### PROBLEM REQUIREMENTS
Collect every line below that contains the word "Helsingin".

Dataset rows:
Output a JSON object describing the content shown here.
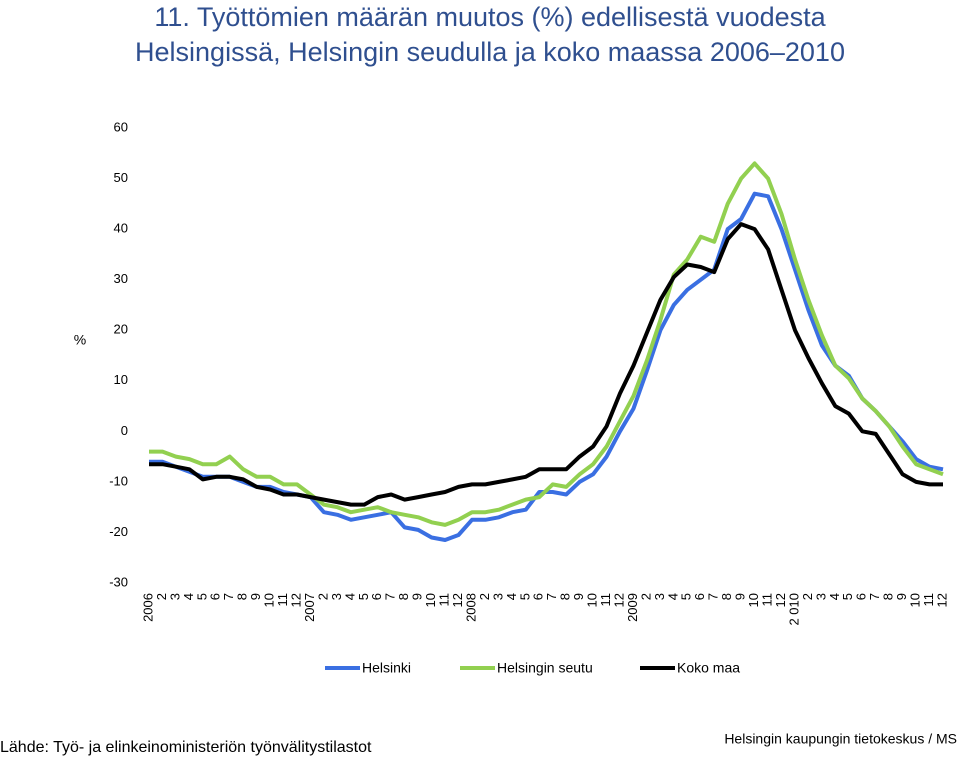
{
  "chart_data": {
    "type": "line",
    "title": "11. Työttömien määrän muutos (%) edellisestä vuodesta Helsingissä, Helsingin seudulla ja koko maassa 2006–2010",
    "y_label": "%",
    "categories": [
      "2006",
      "2",
      "3",
      "4",
      "5",
      "6",
      "7",
      "8",
      "9",
      "10",
      "11",
      "12",
      "2007",
      "2",
      "3",
      "4",
      "5",
      "6",
      "7",
      "8",
      "9",
      "10",
      "11",
      "12",
      "2008",
      "2",
      "3",
      "4",
      "5",
      "6",
      "7",
      "8",
      "9",
      "10",
      "11",
      "12",
      "2009",
      "2",
      "3",
      "4",
      "5",
      "6",
      "7",
      "8",
      "9",
      "10",
      "11",
      "12",
      "2 010",
      "2",
      "3",
      "4",
      "5",
      "6",
      "7",
      "8",
      "9",
      "10",
      "11",
      "12"
    ],
    "series": [
      {
        "name": "Helsinki",
        "color": "#3a6fe2",
        "values": [
          -6,
          -6,
          -7,
          -8,
          -9,
          -9,
          -9,
          -10,
          -11,
          -11,
          -12,
          -12.5,
          -13,
          -16,
          -16.5,
          -17.5,
          -17,
          -16.5,
          -16,
          -19,
          -19.5,
          -21,
          -21.5,
          -20.5,
          -17.5,
          -17.5,
          -17,
          -16,
          -15.5,
          -12,
          -12,
          -12.5,
          -10,
          -8.5,
          -5,
          0,
          4.5,
          12,
          20,
          25,
          28,
          30,
          32,
          40,
          42,
          47,
          46.5,
          40,
          32,
          24,
          17,
          13,
          11,
          6.5,
          4,
          1,
          -2,
          -5.5,
          -7,
          -7.5
        ]
      },
      {
        "name": "Helsingin seutu",
        "color": "#92d050",
        "values": [
          -4,
          -4,
          -5,
          -5.5,
          -6.5,
          -6.5,
          -5,
          -7.5,
          -9,
          -9,
          -10.5,
          -10.5,
          -12.5,
          -14.5,
          -15,
          -16,
          -15.5,
          -15,
          -16,
          -16.5,
          -17,
          -18,
          -18.5,
          -17.5,
          -16,
          -16,
          -15.5,
          -14.5,
          -13.5,
          -13,
          -10.5,
          -11,
          -8.5,
          -6.5,
          -3,
          2,
          7,
          14,
          22,
          31,
          34,
          38.5,
          37.5,
          45,
          50,
          53,
          50,
          43,
          34,
          26,
          19,
          13,
          10.5,
          6.5,
          4,
          1,
          -3,
          -6.5,
          -7.5,
          -8.5
        ]
      },
      {
        "name": "Koko maa",
        "color": "#000000",
        "values": [
          -6.5,
          -6.5,
          -7,
          -7.5,
          -9.5,
          -9,
          -9,
          -9.5,
          -11,
          -11.5,
          -12.5,
          -12.5,
          -13,
          -13.5,
          -14,
          -14.5,
          -14.5,
          -13,
          -12.5,
          -13.5,
          -13,
          -12.5,
          -12,
          -11,
          -10.5,
          -10.5,
          -10,
          -9.5,
          -9,
          -7.5,
          -7.5,
          -7.5,
          -5,
          -3,
          1,
          7.5,
          13,
          19.5,
          26,
          30.5,
          33,
          32.5,
          31.5,
          38,
          41,
          40,
          36,
          28,
          20,
          14.5,
          9.5,
          5,
          3.5,
          0,
          -0.5,
          -4.5,
          -8.5,
          -10,
          -10.5,
          -10.5
        ]
      }
    ],
    "ylim": [
      -30,
      60
    ],
    "yticks": [
      -30,
      -20,
      -10,
      0,
      10,
      20,
      30,
      40,
      50,
      60
    ],
    "grid": false,
    "legend": "bottom",
    "source": "Lähde: Työ- ja elinkeinoministeriön työnvälitystilastot",
    "credit": "Helsingin kaupungin tietokeskus / MS"
  }
}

### WRITTEN RESPONSE
    "title": "11. Työttömien määrän muutos (%) edellisestä vuodesta Helsingissä, Helsingin seudulla ja koko maassa 2006–2010",
        "name": "Helsingin seutu",
    "credit": "Helsingin kaupungin tietokeskus / MS"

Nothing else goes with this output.